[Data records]

╭──

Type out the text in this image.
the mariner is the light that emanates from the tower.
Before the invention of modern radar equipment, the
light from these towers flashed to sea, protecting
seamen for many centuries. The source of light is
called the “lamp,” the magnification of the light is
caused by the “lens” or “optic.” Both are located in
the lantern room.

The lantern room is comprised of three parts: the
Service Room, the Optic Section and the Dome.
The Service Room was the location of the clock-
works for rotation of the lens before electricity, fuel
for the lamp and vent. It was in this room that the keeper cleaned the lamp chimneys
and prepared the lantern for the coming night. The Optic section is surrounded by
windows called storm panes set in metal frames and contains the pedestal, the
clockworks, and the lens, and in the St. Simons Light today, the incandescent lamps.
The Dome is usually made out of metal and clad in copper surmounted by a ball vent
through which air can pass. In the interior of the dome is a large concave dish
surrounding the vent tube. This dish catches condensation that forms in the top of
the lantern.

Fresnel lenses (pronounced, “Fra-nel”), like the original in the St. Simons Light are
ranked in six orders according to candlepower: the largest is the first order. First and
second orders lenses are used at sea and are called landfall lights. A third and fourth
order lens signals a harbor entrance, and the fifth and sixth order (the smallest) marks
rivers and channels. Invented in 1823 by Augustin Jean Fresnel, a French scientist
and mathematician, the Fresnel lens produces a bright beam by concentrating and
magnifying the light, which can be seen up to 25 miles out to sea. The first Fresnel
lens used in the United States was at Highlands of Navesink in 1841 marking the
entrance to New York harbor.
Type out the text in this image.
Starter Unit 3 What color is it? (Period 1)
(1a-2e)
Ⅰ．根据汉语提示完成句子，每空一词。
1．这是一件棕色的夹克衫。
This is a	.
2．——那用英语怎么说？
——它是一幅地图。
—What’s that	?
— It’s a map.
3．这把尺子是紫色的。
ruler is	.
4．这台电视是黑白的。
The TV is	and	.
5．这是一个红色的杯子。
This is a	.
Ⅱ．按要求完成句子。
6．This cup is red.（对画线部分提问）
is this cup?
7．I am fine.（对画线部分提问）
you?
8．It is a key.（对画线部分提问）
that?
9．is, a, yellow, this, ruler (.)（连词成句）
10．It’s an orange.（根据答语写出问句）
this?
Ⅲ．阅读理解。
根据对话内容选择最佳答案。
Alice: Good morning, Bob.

╰──

*Problem details:*
Pull every line containing "metal" out of the data above.

*Complete output:*
windows called storm panes set in metal frames and contains the pedestal, the
The Dome is usually made out of metal and clad in copper surmounted by a ball vent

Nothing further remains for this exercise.